### Your instructions
In the interview excerpt below, what did Hadley think would happen if the letter defended the speaker, according to the Secretary?

### Document extract
==========

He calls me and says, “You need to come down to the front office.” I say, “OK.” I go down to the front office. He says, “The boss just called in a bunch of changes that Hadley wants him to make on the letter and you need to look at this.” So I look at the letter and basically, pretty much everything that defends me has been stripped out of the letter. I said, “Robert, I can’t live with this.” He said, “That’s why I asked you to come down here.” I said, “OK, look, you need to get some time on the calendar. I need to talk to the Secretary before he signs this out.” He says, “OK.”

The Secretary comes back from the White House; I get called in. I said, “Mr. Secretary, I really need to talk to you about this letter.” I said, “I have a real problem with the changes Hadley made to the letter.” I said, “My problem is this. The letter was cleared with your front office. It represents the department’s policy. If you don’t defend that position, then I am totally useless to you. I can’t go testify on behalf of the department. The first question everyone is going to say is are you speaking for yourself, Secretary Edelman, or are you speaking for the department? Has the Secretary cleared your testimony? Does he agree with your testimony? I mean, I will be useless to you. I will have to resign. I’m not going to resign in a huff and create a big problem; I’ll wait for a while, but in a couple of months I’ll have to leave because I just won’t be able to help you.”

He said, “Well, look, I don’t want to lose you; that would be a big problem for me. But Hadley has the idea that if we defend you in this letter it’s just going to lead to a spiraling, escalating exchange of letters with Clinton.” I said, “With all due respect, I’ve known Steve since he was a senior in college at Cornell and I was a freshman. I love him, but he has no political sense at all and it is 100 percent wrong. The only way to stop this now is for you to send a letter that says—I mean, the President has supported me privately, you heard him.” I said, “And the Vice President has supported me publicly. The only way to stop this is for you to say, ‘This was the department position. We don’t talk about these kinds of plans in public. We’ll be happy to brief you privately if you want. End of story. There is no story here.’”

We ended up—He said, “OK, I take your point.” We massaged the letter to the point where it was—in my view—the kind of bare-minimum defense that I needed to continue to be effective on the Hill. He sent the letter.

Then I went to testify in front of the Senate Select Committee on Intelligence and Carl Levin is there and Carl pulls me aside and he says, “Eric,” he says, “I need you to go apologize to Hillary. I’m sure you thought what you wrote in that letter was fine. I read it; I thought it was outrageous. I can’t believe you said it, but I need you to go apologize to her.”

==========

### Supplied data
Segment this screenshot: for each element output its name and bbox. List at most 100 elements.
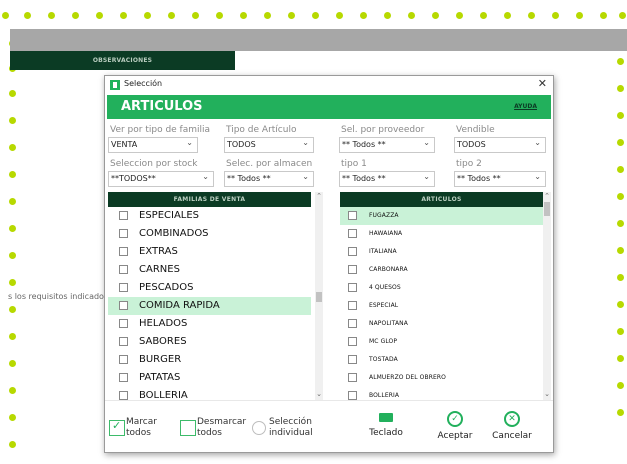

==========

### Response to this task
Hadley thought it would lead to a spiraling, escalating exchange of letters with Clinton.